→ **WORK REQUIRED**:
Examine the material below. Gather every line in which the string "двери" appears.

Figure dataset records

________

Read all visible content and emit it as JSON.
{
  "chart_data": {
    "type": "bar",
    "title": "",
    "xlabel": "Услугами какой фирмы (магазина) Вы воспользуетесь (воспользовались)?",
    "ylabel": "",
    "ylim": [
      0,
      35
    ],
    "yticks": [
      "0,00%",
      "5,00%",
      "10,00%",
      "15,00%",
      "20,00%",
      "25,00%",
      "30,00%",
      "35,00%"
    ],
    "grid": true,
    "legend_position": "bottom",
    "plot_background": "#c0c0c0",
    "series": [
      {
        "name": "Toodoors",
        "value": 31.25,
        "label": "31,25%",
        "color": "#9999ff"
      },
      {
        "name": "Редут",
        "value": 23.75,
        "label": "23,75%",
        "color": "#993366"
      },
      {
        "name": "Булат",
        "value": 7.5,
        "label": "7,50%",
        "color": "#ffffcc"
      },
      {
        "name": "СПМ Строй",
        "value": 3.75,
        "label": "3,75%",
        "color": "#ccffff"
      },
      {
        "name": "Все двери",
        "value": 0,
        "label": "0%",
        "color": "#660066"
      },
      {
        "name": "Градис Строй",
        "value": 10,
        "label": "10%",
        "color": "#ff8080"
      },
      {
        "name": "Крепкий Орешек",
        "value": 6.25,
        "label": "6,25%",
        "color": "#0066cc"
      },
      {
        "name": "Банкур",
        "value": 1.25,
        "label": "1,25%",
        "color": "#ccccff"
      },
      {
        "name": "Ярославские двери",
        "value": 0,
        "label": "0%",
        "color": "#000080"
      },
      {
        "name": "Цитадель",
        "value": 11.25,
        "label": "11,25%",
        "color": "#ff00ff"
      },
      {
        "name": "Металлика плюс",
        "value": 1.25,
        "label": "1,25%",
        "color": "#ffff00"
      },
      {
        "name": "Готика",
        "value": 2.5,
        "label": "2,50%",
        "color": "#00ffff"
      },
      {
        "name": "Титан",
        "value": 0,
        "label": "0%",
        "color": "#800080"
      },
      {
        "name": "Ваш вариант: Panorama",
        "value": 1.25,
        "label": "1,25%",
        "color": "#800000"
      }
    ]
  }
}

________

→ **FINAL RESULT**:
        "name": "Все двери",
        "name": "Ярославские двери",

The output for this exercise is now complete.